> Exercise data

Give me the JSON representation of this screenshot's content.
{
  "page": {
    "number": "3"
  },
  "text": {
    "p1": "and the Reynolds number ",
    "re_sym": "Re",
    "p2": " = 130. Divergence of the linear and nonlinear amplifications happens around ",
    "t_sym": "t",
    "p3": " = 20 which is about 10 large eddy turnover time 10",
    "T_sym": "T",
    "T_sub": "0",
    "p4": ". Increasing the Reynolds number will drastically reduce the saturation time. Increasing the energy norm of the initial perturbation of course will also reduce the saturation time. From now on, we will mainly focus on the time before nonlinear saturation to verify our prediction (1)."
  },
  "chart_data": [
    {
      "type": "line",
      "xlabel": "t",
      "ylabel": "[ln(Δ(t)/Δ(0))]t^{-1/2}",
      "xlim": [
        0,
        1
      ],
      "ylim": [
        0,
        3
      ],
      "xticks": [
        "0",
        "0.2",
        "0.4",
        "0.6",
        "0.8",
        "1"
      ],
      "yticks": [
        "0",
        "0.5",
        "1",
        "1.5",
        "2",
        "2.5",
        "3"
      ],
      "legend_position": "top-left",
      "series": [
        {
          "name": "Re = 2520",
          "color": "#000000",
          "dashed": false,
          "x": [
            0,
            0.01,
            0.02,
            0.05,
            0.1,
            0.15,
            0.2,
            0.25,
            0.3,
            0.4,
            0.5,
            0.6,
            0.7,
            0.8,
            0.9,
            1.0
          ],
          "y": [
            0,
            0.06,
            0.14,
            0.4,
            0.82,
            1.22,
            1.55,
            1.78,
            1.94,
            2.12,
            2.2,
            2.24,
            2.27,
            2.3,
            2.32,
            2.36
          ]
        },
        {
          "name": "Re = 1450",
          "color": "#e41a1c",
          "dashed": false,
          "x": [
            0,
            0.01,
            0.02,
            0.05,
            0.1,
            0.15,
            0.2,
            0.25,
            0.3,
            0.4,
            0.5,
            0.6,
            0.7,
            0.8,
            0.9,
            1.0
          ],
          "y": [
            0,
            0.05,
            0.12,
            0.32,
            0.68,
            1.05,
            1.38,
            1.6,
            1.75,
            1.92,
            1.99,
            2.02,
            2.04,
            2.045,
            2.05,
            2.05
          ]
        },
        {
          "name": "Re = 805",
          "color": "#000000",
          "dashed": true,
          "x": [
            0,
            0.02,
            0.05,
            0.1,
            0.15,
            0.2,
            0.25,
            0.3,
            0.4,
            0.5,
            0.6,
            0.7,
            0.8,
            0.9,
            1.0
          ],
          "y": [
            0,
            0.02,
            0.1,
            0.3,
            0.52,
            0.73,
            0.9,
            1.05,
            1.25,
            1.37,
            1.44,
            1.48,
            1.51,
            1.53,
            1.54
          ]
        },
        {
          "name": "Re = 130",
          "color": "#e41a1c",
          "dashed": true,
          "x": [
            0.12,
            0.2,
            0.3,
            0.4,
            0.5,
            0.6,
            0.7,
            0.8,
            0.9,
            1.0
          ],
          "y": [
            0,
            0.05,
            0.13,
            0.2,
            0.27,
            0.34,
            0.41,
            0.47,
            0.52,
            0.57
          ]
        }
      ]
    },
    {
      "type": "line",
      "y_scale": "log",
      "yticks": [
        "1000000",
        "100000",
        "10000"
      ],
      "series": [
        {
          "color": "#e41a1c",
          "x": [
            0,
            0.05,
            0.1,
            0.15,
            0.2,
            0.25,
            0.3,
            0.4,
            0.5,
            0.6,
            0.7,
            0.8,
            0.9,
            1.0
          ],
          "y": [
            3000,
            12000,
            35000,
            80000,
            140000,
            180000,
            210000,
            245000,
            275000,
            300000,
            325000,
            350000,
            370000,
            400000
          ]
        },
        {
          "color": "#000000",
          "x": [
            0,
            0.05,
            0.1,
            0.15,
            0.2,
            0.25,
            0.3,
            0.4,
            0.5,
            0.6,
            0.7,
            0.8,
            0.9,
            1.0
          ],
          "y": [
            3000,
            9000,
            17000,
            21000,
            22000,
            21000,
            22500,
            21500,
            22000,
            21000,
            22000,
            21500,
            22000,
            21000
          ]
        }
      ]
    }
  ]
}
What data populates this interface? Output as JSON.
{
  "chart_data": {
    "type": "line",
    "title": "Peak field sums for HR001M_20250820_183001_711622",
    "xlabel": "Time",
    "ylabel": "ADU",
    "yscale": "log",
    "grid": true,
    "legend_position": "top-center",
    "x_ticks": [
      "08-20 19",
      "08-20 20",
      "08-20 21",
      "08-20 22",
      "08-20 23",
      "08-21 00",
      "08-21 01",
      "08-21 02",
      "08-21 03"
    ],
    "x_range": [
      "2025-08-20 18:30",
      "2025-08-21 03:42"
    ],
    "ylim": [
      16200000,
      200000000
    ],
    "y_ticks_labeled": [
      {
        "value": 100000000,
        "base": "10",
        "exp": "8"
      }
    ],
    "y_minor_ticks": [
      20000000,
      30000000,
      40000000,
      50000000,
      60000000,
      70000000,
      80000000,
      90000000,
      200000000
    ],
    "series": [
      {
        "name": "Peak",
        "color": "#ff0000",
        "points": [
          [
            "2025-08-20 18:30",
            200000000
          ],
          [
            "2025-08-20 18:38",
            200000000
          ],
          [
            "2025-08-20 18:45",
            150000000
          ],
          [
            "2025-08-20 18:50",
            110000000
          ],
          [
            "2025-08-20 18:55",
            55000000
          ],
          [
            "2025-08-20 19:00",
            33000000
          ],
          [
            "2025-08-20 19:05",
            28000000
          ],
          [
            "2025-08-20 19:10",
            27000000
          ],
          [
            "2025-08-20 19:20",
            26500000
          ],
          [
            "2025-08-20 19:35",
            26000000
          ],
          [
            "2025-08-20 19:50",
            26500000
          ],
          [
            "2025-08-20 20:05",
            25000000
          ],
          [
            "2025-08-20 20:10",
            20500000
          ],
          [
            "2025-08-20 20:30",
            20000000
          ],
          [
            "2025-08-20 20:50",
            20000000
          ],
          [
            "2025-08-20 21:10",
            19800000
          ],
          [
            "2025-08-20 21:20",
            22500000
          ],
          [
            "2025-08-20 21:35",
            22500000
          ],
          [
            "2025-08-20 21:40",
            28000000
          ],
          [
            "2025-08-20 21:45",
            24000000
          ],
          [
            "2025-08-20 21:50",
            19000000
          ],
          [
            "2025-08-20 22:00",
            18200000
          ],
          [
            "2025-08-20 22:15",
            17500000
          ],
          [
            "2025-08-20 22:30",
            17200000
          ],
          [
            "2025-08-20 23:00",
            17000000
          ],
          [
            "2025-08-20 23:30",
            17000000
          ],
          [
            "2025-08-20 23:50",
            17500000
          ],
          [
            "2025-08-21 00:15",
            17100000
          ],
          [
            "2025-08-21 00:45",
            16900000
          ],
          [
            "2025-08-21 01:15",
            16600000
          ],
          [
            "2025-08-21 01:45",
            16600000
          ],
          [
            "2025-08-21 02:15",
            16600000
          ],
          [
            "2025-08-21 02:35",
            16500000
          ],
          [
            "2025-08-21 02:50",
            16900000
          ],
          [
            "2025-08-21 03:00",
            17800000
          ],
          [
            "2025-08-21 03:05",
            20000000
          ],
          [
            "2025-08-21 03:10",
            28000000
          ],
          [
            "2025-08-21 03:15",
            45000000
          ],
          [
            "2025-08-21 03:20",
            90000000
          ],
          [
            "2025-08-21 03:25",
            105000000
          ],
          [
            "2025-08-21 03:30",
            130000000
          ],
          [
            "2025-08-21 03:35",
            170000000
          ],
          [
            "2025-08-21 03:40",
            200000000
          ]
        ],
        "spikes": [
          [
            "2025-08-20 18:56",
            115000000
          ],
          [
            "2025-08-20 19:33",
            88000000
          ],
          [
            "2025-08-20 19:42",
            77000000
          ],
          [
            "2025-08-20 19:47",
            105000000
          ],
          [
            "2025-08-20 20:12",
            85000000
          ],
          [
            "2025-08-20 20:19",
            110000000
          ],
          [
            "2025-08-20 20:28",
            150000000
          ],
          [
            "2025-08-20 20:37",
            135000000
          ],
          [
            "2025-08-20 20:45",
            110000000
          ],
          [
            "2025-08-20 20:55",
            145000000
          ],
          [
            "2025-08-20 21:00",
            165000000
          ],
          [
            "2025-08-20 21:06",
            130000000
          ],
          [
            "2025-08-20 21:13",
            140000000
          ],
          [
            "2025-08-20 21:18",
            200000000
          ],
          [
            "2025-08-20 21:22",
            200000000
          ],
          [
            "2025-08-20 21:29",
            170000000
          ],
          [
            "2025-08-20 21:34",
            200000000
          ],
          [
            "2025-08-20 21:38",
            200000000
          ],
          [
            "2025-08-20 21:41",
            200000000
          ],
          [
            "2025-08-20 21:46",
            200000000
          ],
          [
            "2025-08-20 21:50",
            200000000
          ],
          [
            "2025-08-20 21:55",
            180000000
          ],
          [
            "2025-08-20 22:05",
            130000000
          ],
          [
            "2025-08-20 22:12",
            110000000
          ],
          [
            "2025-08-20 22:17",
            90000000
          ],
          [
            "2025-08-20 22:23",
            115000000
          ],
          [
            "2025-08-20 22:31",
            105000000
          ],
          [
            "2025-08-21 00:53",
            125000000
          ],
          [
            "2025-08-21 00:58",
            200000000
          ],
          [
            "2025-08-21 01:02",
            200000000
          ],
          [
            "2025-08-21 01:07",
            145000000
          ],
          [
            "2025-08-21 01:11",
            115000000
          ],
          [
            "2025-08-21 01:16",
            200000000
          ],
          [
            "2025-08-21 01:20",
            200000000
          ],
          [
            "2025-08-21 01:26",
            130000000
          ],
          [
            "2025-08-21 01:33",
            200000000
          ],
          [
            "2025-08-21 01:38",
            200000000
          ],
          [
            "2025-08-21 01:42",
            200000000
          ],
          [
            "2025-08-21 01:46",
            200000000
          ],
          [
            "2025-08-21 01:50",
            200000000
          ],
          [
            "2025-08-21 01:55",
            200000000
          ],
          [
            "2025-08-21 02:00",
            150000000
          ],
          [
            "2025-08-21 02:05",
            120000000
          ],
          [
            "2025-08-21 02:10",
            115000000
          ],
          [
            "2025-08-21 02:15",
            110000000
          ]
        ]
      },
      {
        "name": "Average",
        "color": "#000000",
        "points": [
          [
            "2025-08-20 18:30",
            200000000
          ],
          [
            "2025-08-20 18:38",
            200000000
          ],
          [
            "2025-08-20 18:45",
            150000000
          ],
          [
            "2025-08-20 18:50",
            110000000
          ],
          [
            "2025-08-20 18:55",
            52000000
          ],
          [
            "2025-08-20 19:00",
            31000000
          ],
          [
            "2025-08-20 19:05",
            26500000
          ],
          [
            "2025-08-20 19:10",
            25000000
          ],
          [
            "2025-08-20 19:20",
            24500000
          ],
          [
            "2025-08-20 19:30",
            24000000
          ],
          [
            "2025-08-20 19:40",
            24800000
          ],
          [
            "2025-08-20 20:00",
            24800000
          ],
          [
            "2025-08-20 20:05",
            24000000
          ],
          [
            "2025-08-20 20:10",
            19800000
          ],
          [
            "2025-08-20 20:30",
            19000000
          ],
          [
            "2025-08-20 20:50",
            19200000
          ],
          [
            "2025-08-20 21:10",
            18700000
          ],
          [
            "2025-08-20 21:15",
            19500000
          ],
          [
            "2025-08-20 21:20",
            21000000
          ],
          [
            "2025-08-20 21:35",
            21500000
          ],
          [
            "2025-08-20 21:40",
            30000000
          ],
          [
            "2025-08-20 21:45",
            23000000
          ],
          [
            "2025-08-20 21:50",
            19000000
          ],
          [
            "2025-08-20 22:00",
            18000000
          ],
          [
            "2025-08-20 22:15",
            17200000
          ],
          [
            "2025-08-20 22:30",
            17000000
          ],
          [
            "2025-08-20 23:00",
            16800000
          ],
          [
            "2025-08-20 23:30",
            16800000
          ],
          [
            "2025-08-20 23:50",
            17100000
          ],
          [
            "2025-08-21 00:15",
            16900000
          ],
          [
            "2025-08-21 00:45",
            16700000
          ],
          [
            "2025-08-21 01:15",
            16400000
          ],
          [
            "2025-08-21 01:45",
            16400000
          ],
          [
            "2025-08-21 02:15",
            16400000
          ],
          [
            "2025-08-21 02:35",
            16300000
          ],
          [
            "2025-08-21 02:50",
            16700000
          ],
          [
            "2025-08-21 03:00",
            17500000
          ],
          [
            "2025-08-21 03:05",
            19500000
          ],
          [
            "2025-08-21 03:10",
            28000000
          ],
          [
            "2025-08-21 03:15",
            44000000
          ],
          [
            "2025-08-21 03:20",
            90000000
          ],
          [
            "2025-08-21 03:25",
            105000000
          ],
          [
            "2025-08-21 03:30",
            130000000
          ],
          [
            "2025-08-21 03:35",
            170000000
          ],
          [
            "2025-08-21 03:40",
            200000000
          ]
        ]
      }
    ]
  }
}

> Exercise task
Of the lines in the listing, how many hold the word "Peak"? Nothing but the number is needed.

> Solution to this exercise
2